Short exercise:
Go through the material below, count the lines with the word "C₁₀Cl₇", and reply with the count alone.

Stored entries
○ ○ ○ ○ ○

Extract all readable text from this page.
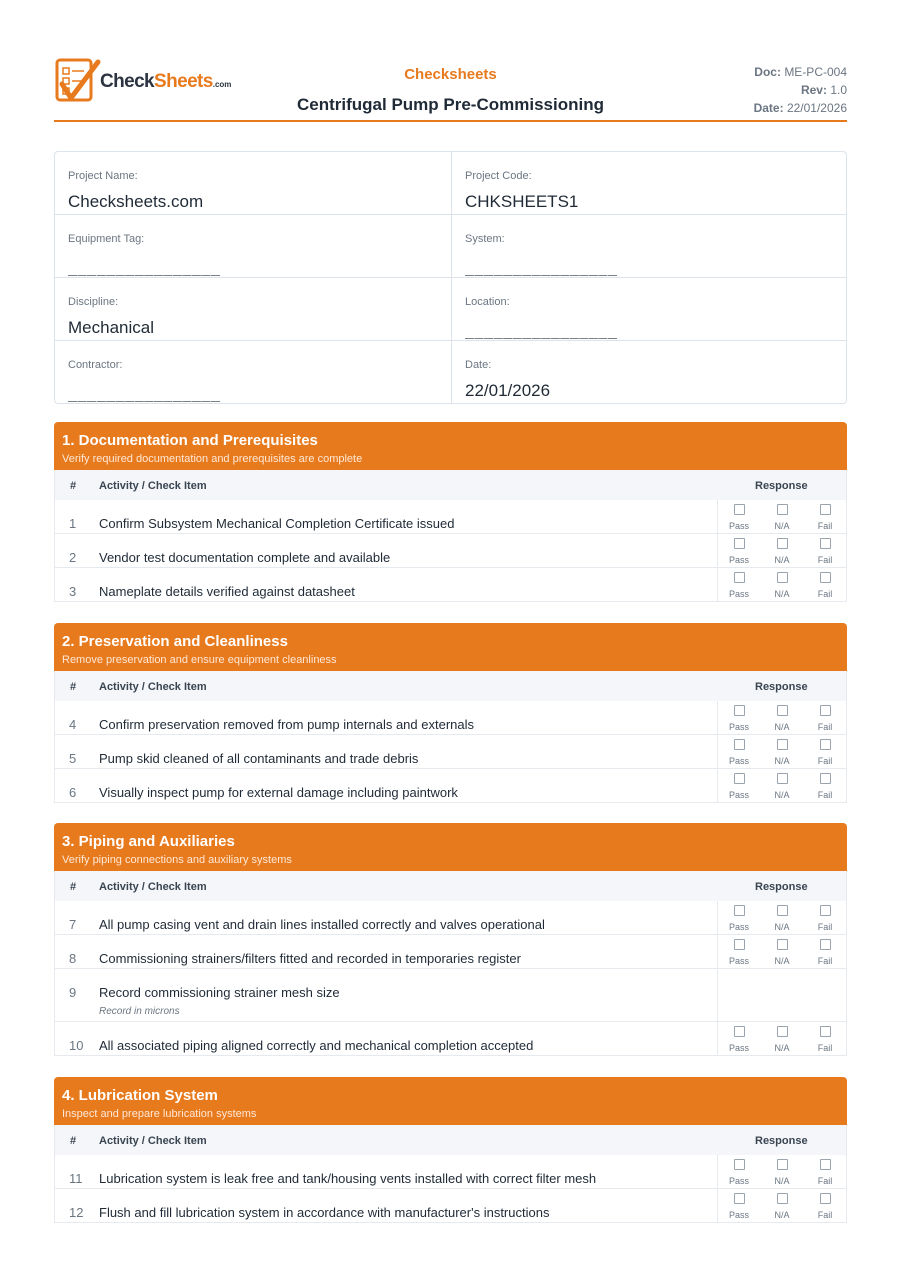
CheckSheets.com
Checksheets
Centrifugal Pump Pre-Commissioning
Doc: ME-PC-004
Rev: 1.0
Date: 22/01/2026
Project Name:
Checksheets.com
Project Code:
CHKSHEETS1
Equipment Tag:
________________
System:
________________
Discipline:
Mechanical
Location:
________________
Contractor:
________________
Date:
22/01/2026
1. Documentation and Prerequisites
Verify required documentation and prerequisites are complete
# Activity / Check Item	Response
1 Confirm Subsystem Mechanical Completion Certificate issued	Pass	N/A	Fail
2 Vendor test documentation complete and available	Pass	N/A	Fail
3 Nameplate details verified against datasheet	Pass	N/A	Fail
2. Preservation and Cleanliness
Remove preservation and ensure equipment cleanliness
# Activity / Check Item	Response
4 Confirm preservation removed from pump internals and externals	Pass	N/A	Fail
5 Pump skid cleaned of all contaminants and trade debris	Pass	N/A	Fail
6 Visually inspect pump for external damage including paintwork	Pass	N/A	Fail
3. Piping and Auxiliaries
Verify piping connections and auxiliary systems
# Activity / Check Item	Response
7 All pump casing vent and drain lines installed correctly and valves operational	Pass	N/A	Fail
8 Commissioning strainers/filters fitted and recorded in temporaries register	Pass	N/A	Fail
9 Record commissioning strainer mesh size
Record in microns
10 All associated piping aligned correctly and mechanical completion accepted	Pass	N/A	Fail
4. Lubrication System
Inspect and prepare lubrication systems
# Activity / Check Item	Response
11 Lubrication system is leak free and tank/housing vents installed with correct filter mesh	Pass	N/A	Fail
12 Flush and fill lubrication system in accordance with manufacturer's instructions	Pass	N/A	Fail
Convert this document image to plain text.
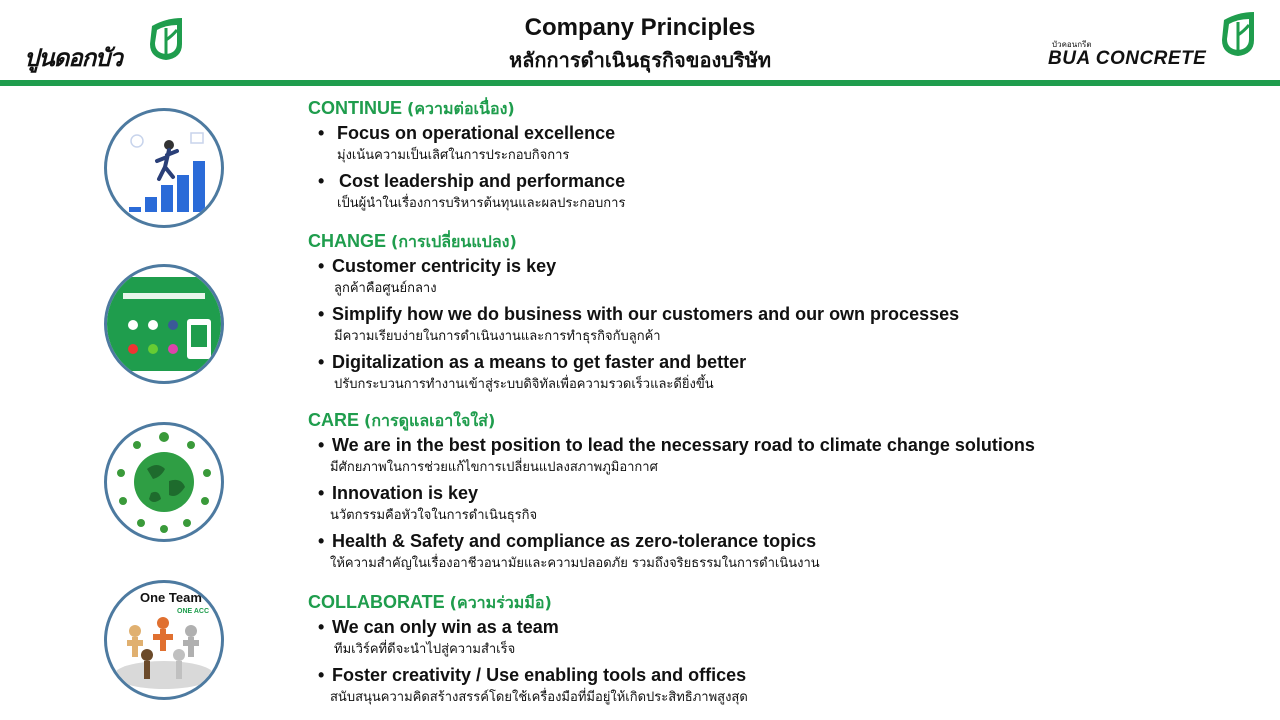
ปูนดอกบัว
Company Principles
หลักการดำเนินธุรกิจของบริษัท
บัวคอนกรีต
BUA CONCRETE
One Team
ONE ACC
CONTINUE (ความต่อเนื่อง)
• Focus on operational excellence
มุ่งเน้นความเป็นเลิศในการประกอบกิจการ
• Cost leadership and performance
เป็นผู้นำในเรื่องการบริหารต้นทุนและผลประกอบการ
CHANGE (การเปลี่ยนแปลง)
• Customer centricity is key
ลูกค้าคือศูนย์กลาง
• Simplify how we do business with our customers and our own processes
มีความเรียบง่ายในการดำเนินงานและการทำธุรกิจกับลูกค้า
• Digitalization as a means to get faster and better
ปรับกระบวนการทำงานเข้าสู่ระบบดิจิทัลเพื่อความรวดเร็วและดียิ่งขึ้น
CARE (การดูแลเอาใจใส่)
• We are in the best position to lead the necessary road to climate change solutions
มีศักยภาพในการช่วยแก้ไขการเปลี่ยนแปลงสภาพภูมิอากาศ
• Innovation is key
นวัตกรรมคือหัวใจในการดำเนินธุรกิจ
• Health & Safety and compliance as zero-tolerance topics
ให้ความสำคัญในเรื่องอาชีวอนามัยและความปลอดภัย รวมถึงจริยธรรมในการดำเนินงาน
COLLABORATE (ความร่วมมือ)
• We can only win as a team
ทีมเวิร์คที่ดีจะนำไปสู่ความสำเร็จ
• Foster creativity / Use enabling tools and offices
สนับสนุนความคิดสร้างสรรค์โดยใช้เครื่องมือที่มีอยู่ให้เกิดประสิทธิภาพสูงสุด
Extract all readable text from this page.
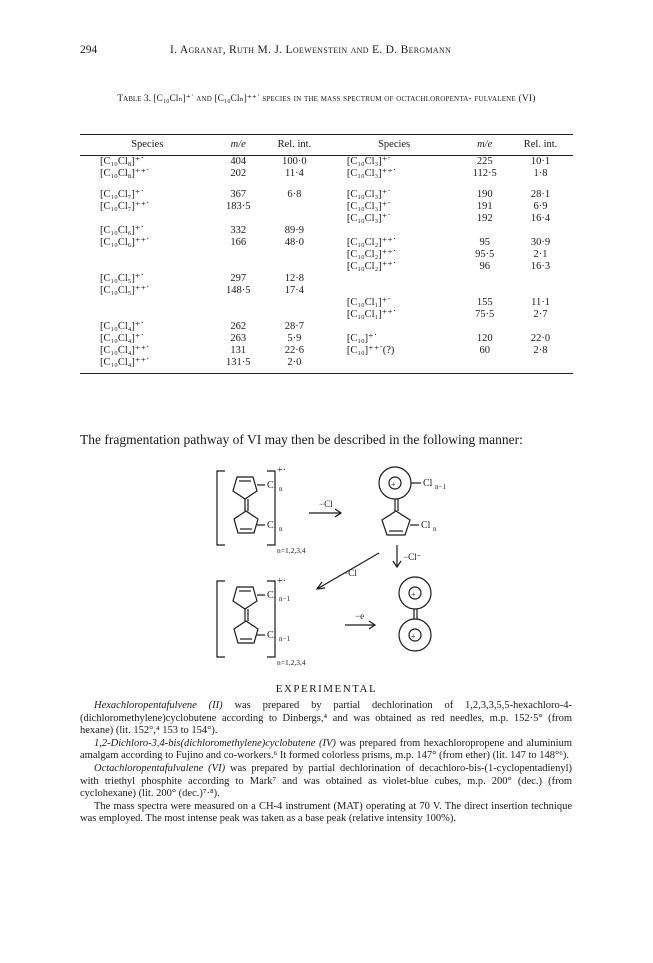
294	I. Agranat, Ruth M. J. Loewenstein and E. D. Bergmann
Table 3. [C₁₀Clₙ]⁺˙ and [C₁₀Clₙ]⁺⁺˙ species in the mass spectrum of octachloropenta- fulvalene (VI)
Species	m/e	Rel. int.	Species	m/e	Rel. int.
[C₁₀Cl₈]⁺˙	404	100·0	[C₁₀Cl₃]⁺˙	225	10·1
[C₁₀Cl₈]⁺⁺˙	202	11·4	[C₁₀Cl₃]⁺⁺˙	112·5	1·8

[C₁₀Cl₇]⁺˙	367	6·8	[C₁₀Cl₃]⁺˙	190	28·1
[C₁₀Cl₇]⁺⁺˙	183·5		[C₁₀Cl₃]⁺˙	191	6·9
			[C₁₀Cl₃]⁺˙	192	16·4
[C₁₀Cl₆]⁺˙	332	89·9			
[C₁₀Cl₆]⁺⁺˙	166	48·0	[C₁₀Cl₂]⁺⁺˙	95	30·9
			[C₁₀Cl₂]⁺⁺˙	95·5	2·1
			[C₁₀Cl₂]⁺⁺˙	96	16·3
[C₁₀Cl₅]⁺˙	297	12·8			
[C₁₀Cl₅]⁺⁺˙	148·5	17·4			
			[C₁₀Cl₁]⁺˙	155	11·1
			[C₁₀Cl₁]⁺⁺˙	75·5	2·7
[C₁₀Cl₄]⁺˙	262	28·7			
[C₁₀Cl₄]⁺˙	263	5·9	[C₁₀]⁺˙	120	22·0
[C₁₀Cl₄]⁺⁺˙	131	22·6	[C₁₀]⁺⁺˙(?)	60	2·8
[C₁₀Cl₄]⁺⁺˙	131·5	2·0			
The fragmentation pathway of VI may then be described in the following manner:
+·
Cl n
Cl n
n=1,2,3,4
−Cl
+	Cl n−1
Cl n
−Cl⁻
−Cl
+·
Cl n−1
Cl n−1
n=1,2,3,4
−e
+
+
EXPERIMENTAL

Hexachloropentafulvene (II) was prepared by partial dechlorination of 1,2,3,3,5,5-hexachloro-4-(dichloromethylene)cyclobutene according to Dinbergs,⁴ and was obtained as red needles, m.p. 152·5° (from hexane) (lit. 152°,⁴ 153 to 154°).

1,2-Dichloro-3,4-bis(dichloromethylene)cyclobutene (IV) was prepared from hexachloropropene and aluminium amalgam according to Fujino and co-workers.⁶ It formed colorless prisms, m.p. 147° (from ether) (lit. 147 to 148°⁶).

Octachloropentafulvalene (VI) was prepared by partial dechlorination of decachloro-bis-(1-cyclopentadienyl) with triethyl phosphite according to Mark⁷ and was obtained as violet-blue cubes, m.p. 200° (dec.) (from cyclohexane) (lit. 200° (dec.)⁷·⁸).

The mass spectra were measured on a CH-4 instrument (MAT) operating at 70 V. The direct insertion technique was employed. The most intense peak was taken as a base peak (relative intensity 100%).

○ ○ ○ ○ ○

Answer to the problem:
2